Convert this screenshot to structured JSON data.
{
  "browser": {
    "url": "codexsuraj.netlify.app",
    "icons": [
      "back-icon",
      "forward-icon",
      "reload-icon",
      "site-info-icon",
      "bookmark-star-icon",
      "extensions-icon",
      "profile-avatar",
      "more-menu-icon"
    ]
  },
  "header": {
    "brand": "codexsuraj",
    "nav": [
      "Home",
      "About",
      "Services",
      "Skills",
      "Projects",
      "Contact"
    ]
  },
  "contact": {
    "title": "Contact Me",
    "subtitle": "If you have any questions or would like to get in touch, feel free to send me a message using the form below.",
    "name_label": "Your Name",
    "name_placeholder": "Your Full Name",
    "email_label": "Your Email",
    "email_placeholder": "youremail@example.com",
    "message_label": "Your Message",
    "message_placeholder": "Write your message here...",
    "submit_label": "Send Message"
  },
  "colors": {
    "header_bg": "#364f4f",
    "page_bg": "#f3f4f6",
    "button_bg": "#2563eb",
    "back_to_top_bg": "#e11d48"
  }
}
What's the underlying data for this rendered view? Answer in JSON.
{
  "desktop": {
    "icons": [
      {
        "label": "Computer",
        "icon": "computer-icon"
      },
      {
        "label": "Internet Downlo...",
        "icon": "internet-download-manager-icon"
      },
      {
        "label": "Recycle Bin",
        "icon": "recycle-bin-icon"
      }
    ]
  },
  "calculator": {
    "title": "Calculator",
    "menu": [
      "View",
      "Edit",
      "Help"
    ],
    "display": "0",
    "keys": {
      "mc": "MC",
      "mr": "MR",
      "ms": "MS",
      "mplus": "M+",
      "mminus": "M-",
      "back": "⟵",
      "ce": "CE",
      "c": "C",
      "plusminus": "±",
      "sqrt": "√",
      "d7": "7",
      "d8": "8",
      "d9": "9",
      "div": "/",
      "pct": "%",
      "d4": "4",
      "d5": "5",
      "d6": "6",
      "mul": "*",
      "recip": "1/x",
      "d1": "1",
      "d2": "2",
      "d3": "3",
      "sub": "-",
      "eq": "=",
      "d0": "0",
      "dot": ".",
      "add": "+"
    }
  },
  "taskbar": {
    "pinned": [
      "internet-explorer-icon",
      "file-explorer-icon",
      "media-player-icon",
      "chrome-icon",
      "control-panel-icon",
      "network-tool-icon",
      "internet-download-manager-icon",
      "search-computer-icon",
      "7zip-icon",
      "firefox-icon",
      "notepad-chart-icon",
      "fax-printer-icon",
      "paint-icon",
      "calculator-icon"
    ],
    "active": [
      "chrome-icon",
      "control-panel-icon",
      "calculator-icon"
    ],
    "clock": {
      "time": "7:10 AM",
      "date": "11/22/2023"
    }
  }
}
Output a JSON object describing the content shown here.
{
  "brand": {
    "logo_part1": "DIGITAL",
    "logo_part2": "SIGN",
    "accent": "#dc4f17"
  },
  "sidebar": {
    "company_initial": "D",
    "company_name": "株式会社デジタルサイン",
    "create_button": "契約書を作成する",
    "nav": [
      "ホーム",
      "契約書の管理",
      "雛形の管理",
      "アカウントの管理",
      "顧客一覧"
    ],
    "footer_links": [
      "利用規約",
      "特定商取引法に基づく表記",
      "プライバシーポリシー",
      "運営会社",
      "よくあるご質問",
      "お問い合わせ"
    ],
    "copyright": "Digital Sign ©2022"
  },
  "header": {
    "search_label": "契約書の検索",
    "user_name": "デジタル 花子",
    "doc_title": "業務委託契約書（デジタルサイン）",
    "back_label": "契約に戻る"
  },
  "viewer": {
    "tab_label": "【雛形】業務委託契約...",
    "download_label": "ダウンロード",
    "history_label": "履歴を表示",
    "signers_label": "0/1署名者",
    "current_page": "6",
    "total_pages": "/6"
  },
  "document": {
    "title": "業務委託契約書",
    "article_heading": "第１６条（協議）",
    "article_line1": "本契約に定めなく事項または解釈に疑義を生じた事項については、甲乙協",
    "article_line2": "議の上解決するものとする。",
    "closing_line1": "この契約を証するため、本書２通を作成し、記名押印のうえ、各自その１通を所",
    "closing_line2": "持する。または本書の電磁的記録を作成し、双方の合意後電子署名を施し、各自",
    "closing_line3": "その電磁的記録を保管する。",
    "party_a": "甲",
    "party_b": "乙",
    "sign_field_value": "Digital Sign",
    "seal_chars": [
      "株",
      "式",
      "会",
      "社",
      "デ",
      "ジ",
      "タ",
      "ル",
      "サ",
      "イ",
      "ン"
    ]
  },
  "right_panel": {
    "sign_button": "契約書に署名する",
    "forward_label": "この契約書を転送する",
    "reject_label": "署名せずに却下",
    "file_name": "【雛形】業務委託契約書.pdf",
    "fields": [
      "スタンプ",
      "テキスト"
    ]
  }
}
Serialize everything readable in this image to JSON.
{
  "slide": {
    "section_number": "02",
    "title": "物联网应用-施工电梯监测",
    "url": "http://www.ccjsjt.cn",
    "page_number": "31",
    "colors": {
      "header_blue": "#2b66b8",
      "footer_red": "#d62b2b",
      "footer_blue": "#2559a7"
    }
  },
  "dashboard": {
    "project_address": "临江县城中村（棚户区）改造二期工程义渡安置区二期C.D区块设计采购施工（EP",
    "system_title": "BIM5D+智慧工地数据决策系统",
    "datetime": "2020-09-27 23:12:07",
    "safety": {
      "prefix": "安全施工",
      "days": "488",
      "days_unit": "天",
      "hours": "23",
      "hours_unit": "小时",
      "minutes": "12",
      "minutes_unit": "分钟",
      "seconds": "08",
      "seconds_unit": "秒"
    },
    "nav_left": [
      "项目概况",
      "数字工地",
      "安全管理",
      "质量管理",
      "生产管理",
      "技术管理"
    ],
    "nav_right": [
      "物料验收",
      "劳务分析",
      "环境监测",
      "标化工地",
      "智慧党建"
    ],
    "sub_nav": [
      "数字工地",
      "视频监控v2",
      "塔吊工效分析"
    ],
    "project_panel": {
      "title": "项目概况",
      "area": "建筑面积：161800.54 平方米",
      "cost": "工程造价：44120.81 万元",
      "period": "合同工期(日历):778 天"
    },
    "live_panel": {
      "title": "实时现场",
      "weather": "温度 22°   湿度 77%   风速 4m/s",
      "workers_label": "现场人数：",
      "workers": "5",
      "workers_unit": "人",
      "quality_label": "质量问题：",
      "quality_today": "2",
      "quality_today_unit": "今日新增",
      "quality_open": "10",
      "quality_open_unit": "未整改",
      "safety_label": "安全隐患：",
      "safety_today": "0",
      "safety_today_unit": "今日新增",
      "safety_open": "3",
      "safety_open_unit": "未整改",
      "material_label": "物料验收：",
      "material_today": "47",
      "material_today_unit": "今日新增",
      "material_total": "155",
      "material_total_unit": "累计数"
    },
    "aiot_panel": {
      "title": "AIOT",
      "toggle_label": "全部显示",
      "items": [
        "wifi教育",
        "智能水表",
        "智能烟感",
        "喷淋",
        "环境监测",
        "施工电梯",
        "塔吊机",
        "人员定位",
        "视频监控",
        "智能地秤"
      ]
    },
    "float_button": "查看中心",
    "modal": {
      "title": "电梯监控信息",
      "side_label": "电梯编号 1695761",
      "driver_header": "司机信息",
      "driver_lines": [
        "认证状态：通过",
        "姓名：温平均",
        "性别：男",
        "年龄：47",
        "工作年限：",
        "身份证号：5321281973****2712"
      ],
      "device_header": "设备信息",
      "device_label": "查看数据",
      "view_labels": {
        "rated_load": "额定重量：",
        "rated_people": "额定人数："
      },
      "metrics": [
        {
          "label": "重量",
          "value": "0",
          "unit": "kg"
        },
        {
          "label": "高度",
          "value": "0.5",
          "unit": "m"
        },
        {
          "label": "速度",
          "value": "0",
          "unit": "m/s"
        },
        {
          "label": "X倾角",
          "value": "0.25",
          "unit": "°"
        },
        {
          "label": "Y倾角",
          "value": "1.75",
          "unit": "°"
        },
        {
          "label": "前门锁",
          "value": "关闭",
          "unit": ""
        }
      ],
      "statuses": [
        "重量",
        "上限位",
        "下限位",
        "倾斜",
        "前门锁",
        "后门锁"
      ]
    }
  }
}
___
Select every line of the material above holding the word "here" and copy it.

The solution:
    "message_placeholder": "Write your message here...",
Output a JSON object describing the content shown here.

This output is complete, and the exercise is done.